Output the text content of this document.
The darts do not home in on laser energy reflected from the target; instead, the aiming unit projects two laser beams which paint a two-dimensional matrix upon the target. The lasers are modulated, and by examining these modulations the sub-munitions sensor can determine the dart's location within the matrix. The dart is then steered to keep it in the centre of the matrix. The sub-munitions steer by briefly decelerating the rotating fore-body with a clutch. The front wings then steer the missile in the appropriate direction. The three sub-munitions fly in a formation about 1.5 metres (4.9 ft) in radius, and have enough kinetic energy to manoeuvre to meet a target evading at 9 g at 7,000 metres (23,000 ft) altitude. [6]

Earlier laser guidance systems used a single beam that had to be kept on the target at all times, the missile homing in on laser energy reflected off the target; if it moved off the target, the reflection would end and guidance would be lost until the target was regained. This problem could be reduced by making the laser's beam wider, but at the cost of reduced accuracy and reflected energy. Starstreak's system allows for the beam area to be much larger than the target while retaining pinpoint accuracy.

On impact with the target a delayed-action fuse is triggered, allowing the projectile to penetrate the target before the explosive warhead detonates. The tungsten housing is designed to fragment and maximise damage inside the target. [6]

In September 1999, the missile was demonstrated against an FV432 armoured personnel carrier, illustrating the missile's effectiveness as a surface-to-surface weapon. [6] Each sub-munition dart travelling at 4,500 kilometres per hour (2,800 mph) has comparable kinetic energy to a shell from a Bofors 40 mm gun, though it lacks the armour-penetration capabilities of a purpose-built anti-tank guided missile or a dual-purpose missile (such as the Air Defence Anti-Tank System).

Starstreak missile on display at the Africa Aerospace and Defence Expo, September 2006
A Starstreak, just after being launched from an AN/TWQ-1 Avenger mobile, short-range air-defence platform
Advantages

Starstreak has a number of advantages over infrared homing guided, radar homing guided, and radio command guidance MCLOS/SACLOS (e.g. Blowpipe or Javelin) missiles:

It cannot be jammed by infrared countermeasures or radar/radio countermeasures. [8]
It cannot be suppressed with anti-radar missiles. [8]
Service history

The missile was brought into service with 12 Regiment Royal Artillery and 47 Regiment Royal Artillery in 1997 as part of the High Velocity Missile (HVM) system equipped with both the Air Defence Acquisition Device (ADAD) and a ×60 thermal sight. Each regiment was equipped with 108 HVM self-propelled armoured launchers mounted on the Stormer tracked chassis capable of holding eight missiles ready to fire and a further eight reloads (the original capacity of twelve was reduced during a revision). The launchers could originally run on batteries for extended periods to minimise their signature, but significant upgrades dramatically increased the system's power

■ TASK BRIEF ■
Retype the entries one by one, exactly.

■ SOLVED PROBLEM ■
Output the text content of this document.
The darts do not home in on laser energy reflected from the target; instead, the aiming unit projects two laser beams which paint a two-dimensional matrix upon the target. The lasers are modulated, and by examining these modulations the sub-munitions sensor can determine the dart's location within the matrix. The dart is then steered to keep it in the centre of the matrix. The sub-munitions steer by briefly decelerating the rotating fore-body with a clutch. The front wings then steer the missile in the appropriate direction. The three sub-munitions fly in a formation about 1.5 metres (4.9 ft) in radius, and have enough kinetic energy to manoeuvre to meet a target evading at 9 g at 7,000 metres (23,000 ft) altitude. [6]

Earlier laser guidance systems used a single beam that had to be kept on the target at all times, the missile homing in on laser energy reflected off the target; if it moved off the target, the reflection would end and guidance would be lost until the target was regained. This problem could be reduced by making the laser's beam wider, but at the cost of reduced accuracy and reflected energy. Starstreak's system allows for the beam area to be much larger than the target while retaining pinpoint accuracy.

On impact with the target a delayed-action fuse is triggered, allowing the projectile to penetrate the target before the explosive warhead detonates. The tungsten housing is designed to fragment and maximise damage inside the target. [6]

In September 1999, the missile was demonstrated against an FV432 armoured personnel carrier, illustrating the missile's effectiveness as a surface-to-surface weapon. [6] Each sub-munition dart travelling at 4,500 kilometres per hour (2,800 mph) has comparable kinetic energy to a shell from a Bofors 40 mm gun, though it lacks the armour-penetration capabilities of a purpose-built anti-tank guided missile or a dual-purpose missile (such as the Air Defence Anti-Tank System).

Starstreak missile on display at the Africa Aerospace and Defence Expo, September 2006
A Starstreak, just after being launched from an AN/TWQ-1 Avenger mobile, short-range air-defence platform
Advantages

Starstreak has a number of advantages over infrared homing guided, radar homing guided, and radio command guidance MCLOS/SACLOS (e.g. Blowpipe or Javelin) missiles:

It cannot be jammed by infrared countermeasures or radar/radio countermeasures. [8]
It cannot be suppressed with anti-radar missiles. [8]
Service history

The missile was brought into service with 12 Regiment Royal Artillery and 47 Regiment Royal Artillery in 1997 as part of the High Velocity Missile (HVM) system equipped with both the Air Defence Acquisition Device (ADAD) and a ×60 thermal sight. Each regiment was equipped with 108 HVM self-propelled armoured launchers mounted on the Stormer tracked chassis capable of holding eight missiles ready to fire and a further eight reloads (the original capacity of twelve was reduced during a revision). The launchers could originally run on batteries for extended periods to minimise their signature, but significant upgrades dramatically increased the system's power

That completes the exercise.